Records from a collection

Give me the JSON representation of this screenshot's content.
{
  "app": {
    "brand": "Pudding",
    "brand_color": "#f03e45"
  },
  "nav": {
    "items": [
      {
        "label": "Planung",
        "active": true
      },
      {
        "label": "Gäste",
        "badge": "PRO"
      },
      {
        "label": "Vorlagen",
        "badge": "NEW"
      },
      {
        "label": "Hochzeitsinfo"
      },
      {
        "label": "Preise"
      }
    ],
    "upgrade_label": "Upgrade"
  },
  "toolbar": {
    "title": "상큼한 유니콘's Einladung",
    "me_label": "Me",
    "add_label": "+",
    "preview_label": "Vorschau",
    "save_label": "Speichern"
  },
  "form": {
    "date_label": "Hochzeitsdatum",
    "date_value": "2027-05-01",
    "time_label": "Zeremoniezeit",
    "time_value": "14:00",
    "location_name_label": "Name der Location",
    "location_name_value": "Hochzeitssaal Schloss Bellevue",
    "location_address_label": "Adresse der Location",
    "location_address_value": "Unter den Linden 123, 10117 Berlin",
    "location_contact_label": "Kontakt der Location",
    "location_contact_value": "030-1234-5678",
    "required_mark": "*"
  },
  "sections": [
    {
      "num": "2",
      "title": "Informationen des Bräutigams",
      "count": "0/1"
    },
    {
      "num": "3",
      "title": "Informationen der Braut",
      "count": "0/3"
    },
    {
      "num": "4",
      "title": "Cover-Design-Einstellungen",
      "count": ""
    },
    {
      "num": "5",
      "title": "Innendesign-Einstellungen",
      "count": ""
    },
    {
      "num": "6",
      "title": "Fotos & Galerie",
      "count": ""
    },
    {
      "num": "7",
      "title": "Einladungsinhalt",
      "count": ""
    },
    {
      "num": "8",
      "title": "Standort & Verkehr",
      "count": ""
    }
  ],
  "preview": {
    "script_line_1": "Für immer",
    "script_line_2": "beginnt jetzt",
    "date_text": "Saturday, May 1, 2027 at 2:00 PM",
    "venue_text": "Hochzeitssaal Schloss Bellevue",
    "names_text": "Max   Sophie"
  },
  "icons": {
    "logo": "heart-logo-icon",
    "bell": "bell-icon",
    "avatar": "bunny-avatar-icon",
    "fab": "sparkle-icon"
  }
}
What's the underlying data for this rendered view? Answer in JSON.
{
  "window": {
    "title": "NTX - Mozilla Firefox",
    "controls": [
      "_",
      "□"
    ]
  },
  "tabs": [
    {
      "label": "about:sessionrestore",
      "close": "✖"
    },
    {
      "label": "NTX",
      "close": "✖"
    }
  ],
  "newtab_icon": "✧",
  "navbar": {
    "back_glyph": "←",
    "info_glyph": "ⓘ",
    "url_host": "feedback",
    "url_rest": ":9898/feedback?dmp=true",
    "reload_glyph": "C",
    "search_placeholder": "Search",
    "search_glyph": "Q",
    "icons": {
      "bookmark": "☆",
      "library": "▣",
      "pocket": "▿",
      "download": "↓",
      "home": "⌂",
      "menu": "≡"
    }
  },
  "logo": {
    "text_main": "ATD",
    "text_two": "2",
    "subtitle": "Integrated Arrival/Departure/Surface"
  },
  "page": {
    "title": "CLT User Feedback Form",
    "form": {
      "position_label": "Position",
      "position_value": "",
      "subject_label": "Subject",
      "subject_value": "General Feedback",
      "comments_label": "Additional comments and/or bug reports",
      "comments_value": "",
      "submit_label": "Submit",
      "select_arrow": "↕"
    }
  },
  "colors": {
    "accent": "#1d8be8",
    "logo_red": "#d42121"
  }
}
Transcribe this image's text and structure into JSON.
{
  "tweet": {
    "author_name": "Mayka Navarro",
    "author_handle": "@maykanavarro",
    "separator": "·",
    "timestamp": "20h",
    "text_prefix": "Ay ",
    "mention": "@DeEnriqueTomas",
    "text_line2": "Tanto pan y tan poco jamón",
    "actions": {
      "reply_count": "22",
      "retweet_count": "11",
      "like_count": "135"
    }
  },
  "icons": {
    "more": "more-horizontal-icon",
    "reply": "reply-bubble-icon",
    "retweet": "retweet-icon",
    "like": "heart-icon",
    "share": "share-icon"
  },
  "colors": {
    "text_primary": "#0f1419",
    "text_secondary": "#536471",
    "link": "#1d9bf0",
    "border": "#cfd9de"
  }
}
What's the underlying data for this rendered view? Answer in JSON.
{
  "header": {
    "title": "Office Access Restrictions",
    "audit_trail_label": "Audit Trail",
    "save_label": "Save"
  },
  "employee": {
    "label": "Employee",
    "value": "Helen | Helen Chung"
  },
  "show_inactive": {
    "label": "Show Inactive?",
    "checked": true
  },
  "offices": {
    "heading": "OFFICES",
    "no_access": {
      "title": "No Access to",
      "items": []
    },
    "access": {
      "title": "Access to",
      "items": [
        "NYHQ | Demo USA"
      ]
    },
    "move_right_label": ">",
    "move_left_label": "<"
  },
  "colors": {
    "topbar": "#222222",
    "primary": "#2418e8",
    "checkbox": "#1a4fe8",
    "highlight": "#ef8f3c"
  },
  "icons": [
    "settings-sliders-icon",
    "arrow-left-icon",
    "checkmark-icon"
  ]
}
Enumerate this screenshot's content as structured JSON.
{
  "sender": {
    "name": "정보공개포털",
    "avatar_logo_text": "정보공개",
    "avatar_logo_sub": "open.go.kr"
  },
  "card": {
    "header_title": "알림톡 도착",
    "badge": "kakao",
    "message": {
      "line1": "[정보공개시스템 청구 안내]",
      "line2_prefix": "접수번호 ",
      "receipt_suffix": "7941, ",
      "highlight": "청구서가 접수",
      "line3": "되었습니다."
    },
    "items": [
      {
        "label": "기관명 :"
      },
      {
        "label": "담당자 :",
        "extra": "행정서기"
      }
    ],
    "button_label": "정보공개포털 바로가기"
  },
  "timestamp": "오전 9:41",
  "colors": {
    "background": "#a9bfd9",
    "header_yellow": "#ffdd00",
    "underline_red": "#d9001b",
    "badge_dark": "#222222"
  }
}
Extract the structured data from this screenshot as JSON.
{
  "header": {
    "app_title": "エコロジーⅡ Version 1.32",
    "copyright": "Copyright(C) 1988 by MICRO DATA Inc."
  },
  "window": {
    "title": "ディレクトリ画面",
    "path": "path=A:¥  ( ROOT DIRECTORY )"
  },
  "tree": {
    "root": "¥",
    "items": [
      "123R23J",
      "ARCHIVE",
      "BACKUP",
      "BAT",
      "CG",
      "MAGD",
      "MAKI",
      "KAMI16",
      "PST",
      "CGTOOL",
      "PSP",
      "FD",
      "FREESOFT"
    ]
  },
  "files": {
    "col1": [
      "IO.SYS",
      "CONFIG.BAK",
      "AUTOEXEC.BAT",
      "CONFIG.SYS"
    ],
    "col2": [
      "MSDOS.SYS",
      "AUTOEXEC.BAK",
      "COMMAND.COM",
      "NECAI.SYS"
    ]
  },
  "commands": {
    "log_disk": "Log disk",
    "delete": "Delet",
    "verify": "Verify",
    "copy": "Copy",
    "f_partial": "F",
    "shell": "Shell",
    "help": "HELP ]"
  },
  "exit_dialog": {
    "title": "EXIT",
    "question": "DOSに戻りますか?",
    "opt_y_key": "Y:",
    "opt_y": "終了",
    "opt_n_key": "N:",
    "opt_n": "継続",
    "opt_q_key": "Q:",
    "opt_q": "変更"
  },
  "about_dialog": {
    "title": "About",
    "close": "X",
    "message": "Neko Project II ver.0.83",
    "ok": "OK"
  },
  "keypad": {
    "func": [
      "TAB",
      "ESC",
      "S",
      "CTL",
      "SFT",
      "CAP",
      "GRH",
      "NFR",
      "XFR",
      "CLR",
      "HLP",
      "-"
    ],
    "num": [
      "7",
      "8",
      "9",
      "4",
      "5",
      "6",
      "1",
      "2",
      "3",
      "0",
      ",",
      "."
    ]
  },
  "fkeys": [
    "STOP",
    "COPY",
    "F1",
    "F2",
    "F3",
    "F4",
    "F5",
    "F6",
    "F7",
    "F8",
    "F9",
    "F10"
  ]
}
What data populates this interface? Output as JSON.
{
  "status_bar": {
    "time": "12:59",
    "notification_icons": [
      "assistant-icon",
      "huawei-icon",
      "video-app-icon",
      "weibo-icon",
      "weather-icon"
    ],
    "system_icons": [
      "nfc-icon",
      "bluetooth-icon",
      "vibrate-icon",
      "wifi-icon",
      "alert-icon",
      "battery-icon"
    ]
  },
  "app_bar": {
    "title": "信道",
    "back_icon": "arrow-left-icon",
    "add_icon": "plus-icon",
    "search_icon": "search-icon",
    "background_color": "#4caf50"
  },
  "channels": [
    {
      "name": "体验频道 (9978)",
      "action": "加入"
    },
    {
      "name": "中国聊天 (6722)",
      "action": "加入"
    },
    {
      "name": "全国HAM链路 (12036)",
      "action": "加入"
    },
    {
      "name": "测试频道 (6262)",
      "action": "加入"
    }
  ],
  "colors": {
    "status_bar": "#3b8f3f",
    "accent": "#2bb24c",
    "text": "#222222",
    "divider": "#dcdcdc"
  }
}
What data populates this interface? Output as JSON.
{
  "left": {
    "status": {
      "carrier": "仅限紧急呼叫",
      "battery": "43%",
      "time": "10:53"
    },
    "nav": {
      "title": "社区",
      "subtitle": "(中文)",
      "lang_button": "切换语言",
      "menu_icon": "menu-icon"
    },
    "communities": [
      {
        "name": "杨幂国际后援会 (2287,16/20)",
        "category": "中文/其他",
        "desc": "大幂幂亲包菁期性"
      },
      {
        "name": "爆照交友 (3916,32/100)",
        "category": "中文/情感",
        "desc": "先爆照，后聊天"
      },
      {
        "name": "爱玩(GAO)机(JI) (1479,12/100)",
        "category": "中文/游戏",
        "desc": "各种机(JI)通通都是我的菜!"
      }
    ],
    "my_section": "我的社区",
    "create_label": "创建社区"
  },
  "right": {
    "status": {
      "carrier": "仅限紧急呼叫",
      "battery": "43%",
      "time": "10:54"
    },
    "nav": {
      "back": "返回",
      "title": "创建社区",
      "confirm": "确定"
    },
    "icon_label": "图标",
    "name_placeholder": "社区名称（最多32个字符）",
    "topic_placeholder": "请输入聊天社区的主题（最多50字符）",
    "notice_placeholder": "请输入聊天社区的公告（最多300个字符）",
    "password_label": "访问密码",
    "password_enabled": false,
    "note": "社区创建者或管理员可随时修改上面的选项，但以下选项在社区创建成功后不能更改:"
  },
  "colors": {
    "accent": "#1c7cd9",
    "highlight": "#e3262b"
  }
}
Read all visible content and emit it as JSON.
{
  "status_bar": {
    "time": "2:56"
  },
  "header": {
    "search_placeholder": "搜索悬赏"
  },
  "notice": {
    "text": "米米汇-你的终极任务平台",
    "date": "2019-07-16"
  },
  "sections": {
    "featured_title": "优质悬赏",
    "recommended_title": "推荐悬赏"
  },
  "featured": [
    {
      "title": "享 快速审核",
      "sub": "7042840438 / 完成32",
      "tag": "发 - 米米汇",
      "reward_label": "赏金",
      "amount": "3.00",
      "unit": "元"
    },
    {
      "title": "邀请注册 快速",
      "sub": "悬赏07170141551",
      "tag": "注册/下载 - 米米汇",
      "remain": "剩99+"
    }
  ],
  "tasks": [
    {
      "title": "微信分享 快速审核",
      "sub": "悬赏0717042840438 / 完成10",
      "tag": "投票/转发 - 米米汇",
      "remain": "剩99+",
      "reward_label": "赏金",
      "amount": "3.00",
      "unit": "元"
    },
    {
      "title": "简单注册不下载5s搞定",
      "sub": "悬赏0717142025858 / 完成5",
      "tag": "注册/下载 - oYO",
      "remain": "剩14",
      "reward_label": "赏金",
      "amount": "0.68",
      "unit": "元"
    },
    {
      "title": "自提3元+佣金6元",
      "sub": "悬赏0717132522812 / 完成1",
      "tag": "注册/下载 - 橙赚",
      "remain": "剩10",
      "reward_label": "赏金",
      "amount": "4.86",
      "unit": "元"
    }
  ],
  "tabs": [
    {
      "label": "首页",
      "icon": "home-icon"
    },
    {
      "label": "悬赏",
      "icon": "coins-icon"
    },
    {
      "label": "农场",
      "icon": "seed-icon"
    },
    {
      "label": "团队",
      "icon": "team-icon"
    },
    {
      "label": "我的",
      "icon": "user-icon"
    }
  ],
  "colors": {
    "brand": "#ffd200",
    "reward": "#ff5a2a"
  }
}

■ **SET EXERCISE**
Gather from the records above every line containing the string "structured".

■ **ANSWER IN FULL**
Enumerate this screenshot's content as structured JSON.
Extract the structured data from this screenshot as JSON.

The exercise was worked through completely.